[Problem details]:
The entries below are to be repeated exactly as they stand.

[The records]:
========
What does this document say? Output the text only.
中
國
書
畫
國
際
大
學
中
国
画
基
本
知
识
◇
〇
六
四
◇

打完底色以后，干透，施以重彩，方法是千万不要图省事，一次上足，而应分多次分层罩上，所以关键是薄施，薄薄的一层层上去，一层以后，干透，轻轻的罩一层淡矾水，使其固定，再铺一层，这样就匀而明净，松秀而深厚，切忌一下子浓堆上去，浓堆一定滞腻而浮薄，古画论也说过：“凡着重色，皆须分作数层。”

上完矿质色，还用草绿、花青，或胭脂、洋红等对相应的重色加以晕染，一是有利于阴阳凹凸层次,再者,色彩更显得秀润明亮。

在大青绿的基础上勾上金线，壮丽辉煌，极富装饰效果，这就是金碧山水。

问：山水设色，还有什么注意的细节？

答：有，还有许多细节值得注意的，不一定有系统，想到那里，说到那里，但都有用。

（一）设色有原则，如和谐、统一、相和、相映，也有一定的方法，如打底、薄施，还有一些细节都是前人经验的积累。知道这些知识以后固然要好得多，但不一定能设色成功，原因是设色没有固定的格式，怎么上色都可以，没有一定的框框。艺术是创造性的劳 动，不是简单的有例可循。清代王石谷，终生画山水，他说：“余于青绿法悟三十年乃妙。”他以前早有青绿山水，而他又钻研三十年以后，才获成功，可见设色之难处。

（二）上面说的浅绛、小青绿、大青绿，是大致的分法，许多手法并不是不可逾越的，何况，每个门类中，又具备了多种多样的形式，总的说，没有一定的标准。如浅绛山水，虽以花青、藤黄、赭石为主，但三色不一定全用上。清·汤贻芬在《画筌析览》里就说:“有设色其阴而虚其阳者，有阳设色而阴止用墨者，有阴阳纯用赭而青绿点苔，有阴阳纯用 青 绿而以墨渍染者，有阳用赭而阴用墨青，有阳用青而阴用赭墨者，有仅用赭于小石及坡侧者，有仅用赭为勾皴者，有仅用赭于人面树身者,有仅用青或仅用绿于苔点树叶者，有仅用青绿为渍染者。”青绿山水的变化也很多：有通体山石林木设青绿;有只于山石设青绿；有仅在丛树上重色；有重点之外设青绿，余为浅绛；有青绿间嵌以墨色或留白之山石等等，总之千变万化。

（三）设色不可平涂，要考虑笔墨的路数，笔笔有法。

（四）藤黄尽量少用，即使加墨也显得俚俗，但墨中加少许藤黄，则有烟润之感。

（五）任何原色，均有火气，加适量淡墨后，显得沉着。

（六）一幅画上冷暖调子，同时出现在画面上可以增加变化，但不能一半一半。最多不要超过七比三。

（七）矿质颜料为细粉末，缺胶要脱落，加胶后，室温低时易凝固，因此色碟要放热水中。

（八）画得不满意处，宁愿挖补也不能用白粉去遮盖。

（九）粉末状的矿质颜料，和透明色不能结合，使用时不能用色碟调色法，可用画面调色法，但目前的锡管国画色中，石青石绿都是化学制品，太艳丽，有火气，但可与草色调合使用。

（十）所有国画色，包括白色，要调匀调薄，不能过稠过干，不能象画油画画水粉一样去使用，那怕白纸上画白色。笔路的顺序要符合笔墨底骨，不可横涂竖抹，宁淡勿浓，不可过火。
========
[Task solution]:
What does this document say? Output the text only.
中
國
書
畫
國
際
大
學
中
国
画
基
本
知
识
◇
〇
六
四
◇

打完底色以后，干透，施以重彩，方法是千万不要图省事，一次上足，而应分多次分层罩上，所以关键是薄施，薄薄的一层层上去，一层以后，干透，轻轻的罩一层淡矾水，使其固定，再铺一层，这样就匀而明净，松秀而深厚，切忌一下子浓堆上去，浓堆一定滞腻而浮薄，古画论也说过：“凡着重色，皆须分作数层。”

上完矿质色，还用草绿、花青，或胭脂、洋红等对相应的重色加以晕染，一是有利于阴阳凹凸层次,再者,色彩更显得秀润明亮。

在大青绿的基础上勾上金线，壮丽辉煌，极富装饰效果，这就是金碧山水。

问：山水设色，还有什么注意的细节？

答：有，还有许多细节值得注意的，不一定有系统，想到那里，说到那里，但都有用。

（一）设色有原则，如和谐、统一、相和、相映，也有一定的方法，如打底、薄施，还有一些细节都是前人经验的积累。知道这些知识以后固然要好得多，但不一定能设色成功，原因是设色没有固定的格式，怎么上色都可以，没有一定的框框。艺术是创造性的劳 动，不是简单的有例可循。清代王石谷，终生画山水，他说：“余于青绿法悟三十年乃妙。”他以前早有青绿山水，而他又钻研三十年以后，才获成功，可见设色之难处。

（二）上面说的浅绛、小青绿、大青绿，是大致的分法，许多手法并不是不可逾越的，何况，每个门类中，又具备了多种多样的形式，总的说，没有一定的标准。如浅绛山水，虽以花青、藤黄、赭石为主，但三色不一定全用上。清·汤贻芬在《画筌析览》里就说:“有设色其阴而虚其阳者，有阳设色而阴止用墨者，有阴阳纯用赭而青绿点苔，有阴阳纯用 青 绿而以墨渍染者，有阳用赭而阴用墨青，有阳用青而阴用赭墨者，有仅用赭于小石及坡侧者，有仅用赭为勾皴者，有仅用赭于人面树身者,有仅用青或仅用绿于苔点树叶者，有仅用青绿为渍染者。”青绿山水的变化也很多：有通体山石林木设青绿;有只于山石设青绿；有仅在丛树上重色；有重点之外设青绿，余为浅绛；有青绿间嵌以墨色或留白之山石等等，总之千变万化。

（三）设色不可平涂，要考虑笔墨的路数，笔笔有法。

（四）藤黄尽量少用，即使加墨也显得俚俗，但墨中加少许藤黄，则有烟润之感。

（五）任何原色，均有火气，加适量淡墨后，显得沉着。

（六）一幅画上冷暖调子，同时出现在画面上可以增加变化，但不能一半一半。最多不要超过七比三。

（七）矿质颜料为细粉末，缺胶要脱落，加胶后，室温低时易凝固，因此色碟要放热水中。

（八）画得不满意处，宁愿挖补也不能用白粉去遮盖。

（九）粉末状的矿质颜料，和透明色不能结合，使用时不能用色碟调色法，可用画面调色法，但目前的锡管国画色中，石青石绿都是化学制品，太艳丽，有火气，但可与草色调合使用。

（十）所有国画色，包括白色，要调匀调薄，不能过稠过干，不能象画油画画水粉一样去使用，那怕白纸上画白色。笔路的顺序要符合笔墨底骨，不可横涂竖抹，宁淡勿浓，不可过火。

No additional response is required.